In the records below, find each line containing the word "pulsar" and copy it.

....................

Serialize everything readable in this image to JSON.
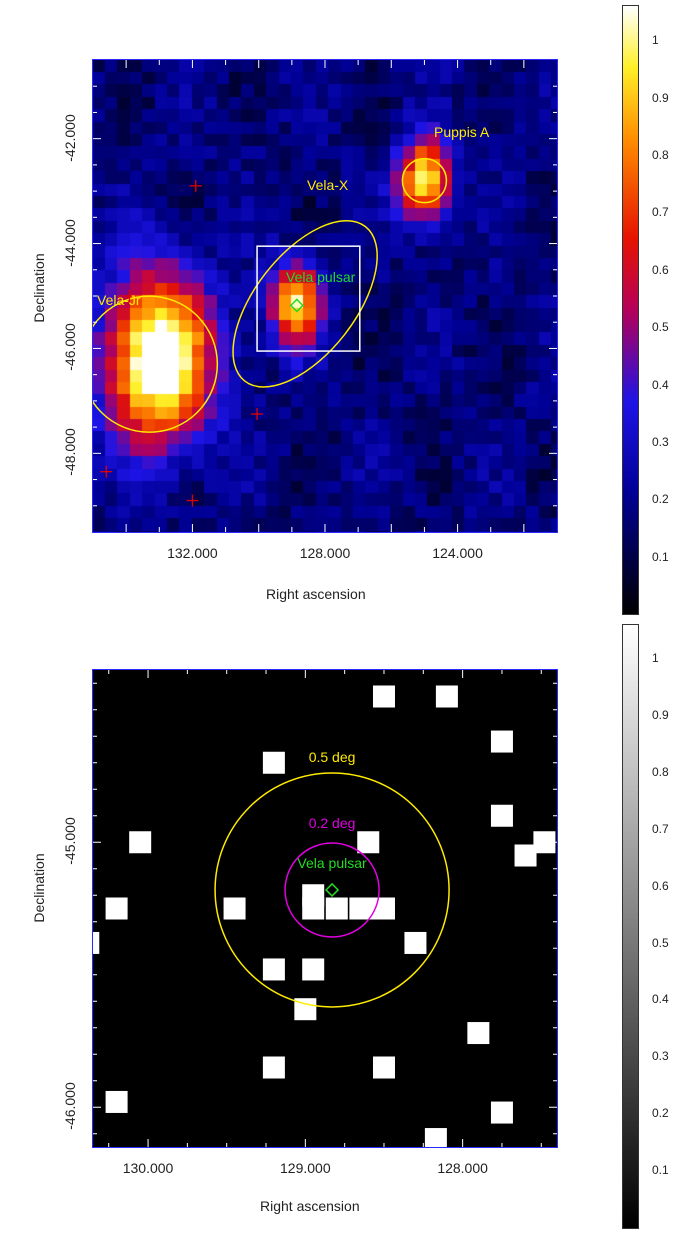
{
  "colors": {
    "frame": "#2a2aff",
    "annotation_yellow": "#ffeb00",
    "annotation_green": "#22dd22",
    "annotation_magenta": "#e000e0",
    "cross_red": "#e00000",
    "box_white": "#ffffff"
  },
  "chart_data": [
    {
      "type": "heatmap",
      "colormap": "heat (black-blue-red-yellow-white)",
      "xlabel": "Right ascension",
      "ylabel": "Declination",
      "xlim": [
        135.0,
        121.0
      ],
      "ylim": [
        -49.5,
        -40.5
      ],
      "xticks": [
        "132.000",
        "128.000",
        "124.000"
      ],
      "yticks": [
        "-42.000",
        "-44.000",
        "-46.000",
        "-48.000"
      ],
      "colorbar": {
        "range": [
          0,
          1
        ],
        "ticks": [
          "0.1",
          "0.2",
          "0.3",
          "0.4",
          "0.5",
          "0.6",
          "0.7",
          "0.8",
          "0.9",
          "1"
        ]
      },
      "sources": [
        {
          "name": "Puppis A",
          "ra": 125.0,
          "dec": -42.8,
          "sigma": 0.55,
          "amp": 0.78
        },
        {
          "name": "Vela pulsar",
          "ra": 128.85,
          "dec": -45.18,
          "sigma": 0.55,
          "amp": 0.75
        },
        {
          "name": "Vela-Jr",
          "ra": 133.0,
          "dec": -46.2,
          "sigma": 1.1,
          "amp": 1.0
        }
      ],
      "annotations": {
        "vela_jr_label": "Vela-Jr",
        "vela_x_label": "Vela-X",
        "puppis_label": "Puppis A",
        "pulsar_label": "Vela pulsar"
      },
      "crosses": [
        {
          "ra": 131.9,
          "dec": -42.9
        },
        {
          "ra": 133.9,
          "dec": -45.0
        },
        {
          "ra": 130.05,
          "dec": -47.25
        },
        {
          "ra": 134.6,
          "dec": -48.35
        },
        {
          "ra": 132.0,
          "dec": -48.9
        }
      ]
    },
    {
      "type": "heatmap",
      "colormap": "grayscale",
      "xlabel": "Right ascension",
      "ylabel": "Declination",
      "xlim": [
        130.35,
        127.4
      ],
      "ylim": [
        -46.15,
        -44.35
      ],
      "xticks": [
        "130.000",
        "129.000",
        "128.000"
      ],
      "yticks": [
        "-45.000",
        "-46.000"
      ],
      "colorbar": {
        "range": [
          0,
          1
        ],
        "ticks": [
          "0.1",
          "0.2",
          "0.3",
          "0.4",
          "0.5",
          "0.6",
          "0.7",
          "0.8",
          "0.9",
          "1"
        ]
      },
      "pulsar": {
        "name": "Vela pulsar",
        "ra": 128.83,
        "dec": -45.18
      },
      "circles": [
        {
          "label": "0.5 deg",
          "radius_deg": 0.5
        },
        {
          "label": "0.2 deg",
          "radius_deg": 0.2
        }
      ],
      "bright_pixels": [
        [
          128.5,
          -44.45
        ],
        [
          128.1,
          -44.45
        ],
        [
          127.75,
          -44.62
        ],
        [
          129.2,
          -44.7
        ],
        [
          127.75,
          -44.9
        ],
        [
          127.48,
          -45.0
        ],
        [
          130.05,
          -45.0
        ],
        [
          128.6,
          -45.0
        ],
        [
          127.6,
          -45.05
        ],
        [
          130.2,
          -45.25
        ],
        [
          129.45,
          -45.25
        ],
        [
          128.95,
          -45.25
        ],
        [
          128.8,
          -45.25
        ],
        [
          128.65,
          -45.25
        ],
        [
          128.6,
          -45.25
        ],
        [
          128.5,
          -45.25
        ],
        [
          128.95,
          -45.2
        ],
        [
          130.38,
          -45.38
        ],
        [
          129.2,
          -45.48
        ],
        [
          128.95,
          -45.48
        ],
        [
          128.3,
          -45.38
        ],
        [
          129.0,
          -45.63
        ],
        [
          127.9,
          -45.72
        ],
        [
          129.2,
          -45.85
        ],
        [
          128.5,
          -45.85
        ],
        [
          130.2,
          -45.98
        ],
        [
          127.75,
          -46.02
        ],
        [
          128.17,
          -46.12
        ]
      ]
    }
  ],
  "panels": {
    "top": {
      "xlabel": "Right ascension",
      "ylabel": "Declination"
    },
    "bottom": {
      "xlabel": "Right ascension",
      "ylabel": "Declination"
    }
  }
}
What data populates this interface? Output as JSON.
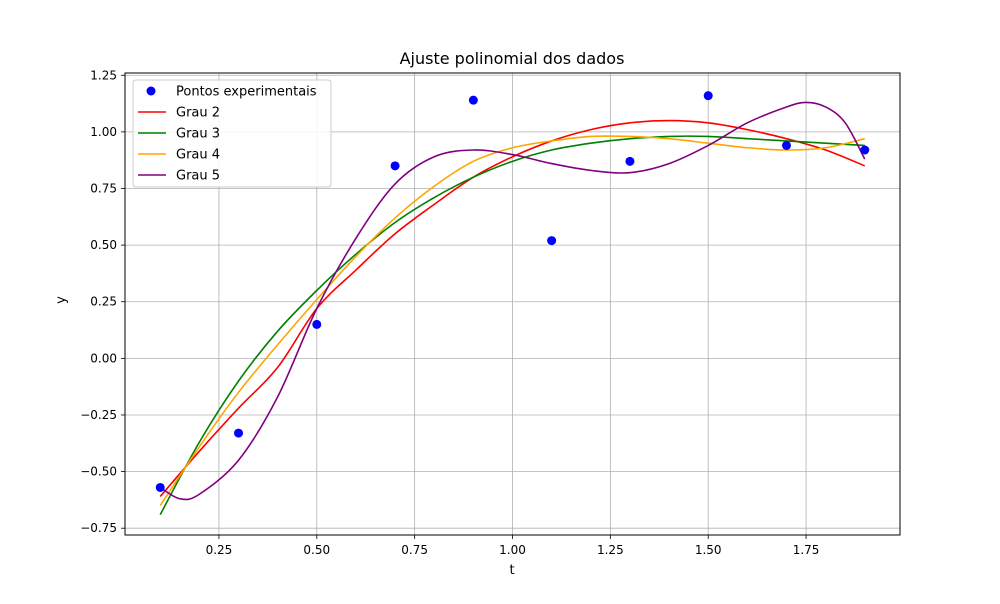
{
  "chart_data": {
    "type": "line",
    "title": "Ajuste polinomial dos dados",
    "xlabel": "t",
    "ylabel": "y",
    "xlim": [
      0.01,
      1.99
    ],
    "ylim": [
      -0.78,
      1.26
    ],
    "x_ticks": [
      0.25,
      0.5,
      0.75,
      1.0,
      1.25,
      1.5,
      1.75
    ],
    "x_tick_labels": [
      "0.25",
      "0.50",
      "0.75",
      "1.00",
      "1.25",
      "1.50",
      "1.75"
    ],
    "y_ticks": [
      -0.75,
      -0.5,
      -0.25,
      0.0,
      0.25,
      0.5,
      0.75,
      1.0,
      1.25
    ],
    "y_tick_labels": [
      "−0.75",
      "−0.50",
      "−0.25",
      "0.00",
      "0.25",
      "0.50",
      "0.75",
      "1.00",
      "1.25"
    ],
    "grid": true,
    "legend_position": "top-left",
    "scatter": {
      "name": "Pontos experimentais",
      "color": "#0000ff",
      "x": [
        0.1,
        0.3,
        0.5,
        0.7,
        0.9,
        1.1,
        1.3,
        1.5,
        1.7,
        1.9
      ],
      "y": [
        -0.57,
        -0.33,
        0.15,
        0.85,
        1.14,
        0.52,
        0.87,
        1.16,
        0.94,
        0.92
      ]
    },
    "series": [
      {
        "name": "Grau 2",
        "color": "#ff0000",
        "x": [
          0.1,
          0.2,
          0.3,
          0.4,
          0.5,
          0.6,
          0.7,
          0.8,
          0.9,
          1.0,
          1.1,
          1.2,
          1.3,
          1.4,
          1.5,
          1.6,
          1.7,
          1.8,
          1.9
        ],
        "y": [
          -0.61,
          -0.41,
          -0.22,
          -0.04,
          0.22,
          0.39,
          0.55,
          0.68,
          0.8,
          0.89,
          0.96,
          1.01,
          1.04,
          1.05,
          1.04,
          1.01,
          0.97,
          0.92,
          0.85
        ]
      },
      {
        "name": "Grau 3",
        "color": "#008000",
        "x": [
          0.1,
          0.2,
          0.3,
          0.4,
          0.5,
          0.6,
          0.7,
          0.8,
          0.9,
          1.0,
          1.1,
          1.2,
          1.3,
          1.4,
          1.5,
          1.6,
          1.7,
          1.8,
          1.9
        ],
        "y": [
          -0.69,
          -0.37,
          -0.1,
          0.12,
          0.3,
          0.46,
          0.6,
          0.71,
          0.8,
          0.87,
          0.92,
          0.95,
          0.97,
          0.98,
          0.98,
          0.97,
          0.96,
          0.95,
          0.94
        ]
      },
      {
        "name": "Grau 4",
        "color": "#ffa500",
        "x": [
          0.1,
          0.2,
          0.3,
          0.4,
          0.5,
          0.6,
          0.7,
          0.8,
          0.9,
          1.0,
          1.1,
          1.2,
          1.3,
          1.4,
          1.5,
          1.6,
          1.7,
          1.8,
          1.9
        ],
        "y": [
          -0.65,
          -0.39,
          -0.15,
          0.06,
          0.26,
          0.45,
          0.62,
          0.76,
          0.87,
          0.93,
          0.96,
          0.98,
          0.98,
          0.97,
          0.95,
          0.93,
          0.92,
          0.93,
          0.97
        ]
      },
      {
        "name": "Grau 5",
        "color": "#800080",
        "x": [
          0.1,
          0.15,
          0.2,
          0.3,
          0.4,
          0.5,
          0.6,
          0.7,
          0.8,
          0.9,
          1.0,
          1.1,
          1.2,
          1.3,
          1.4,
          1.5,
          1.6,
          1.7,
          1.75,
          1.8,
          1.85,
          1.9
        ],
        "y": [
          -0.57,
          -0.62,
          -0.6,
          -0.45,
          -0.17,
          0.22,
          0.53,
          0.77,
          0.89,
          0.92,
          0.9,
          0.86,
          0.83,
          0.82,
          0.86,
          0.94,
          1.04,
          1.11,
          1.13,
          1.11,
          1.04,
          0.88
        ]
      }
    ]
  }
}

....................

■ **FINAL RESULT**:
          "name": "Vela pulsar",
        "pulsar_label": "Vela pulsar"
      "pulsar": {
        "name": "Vela pulsar",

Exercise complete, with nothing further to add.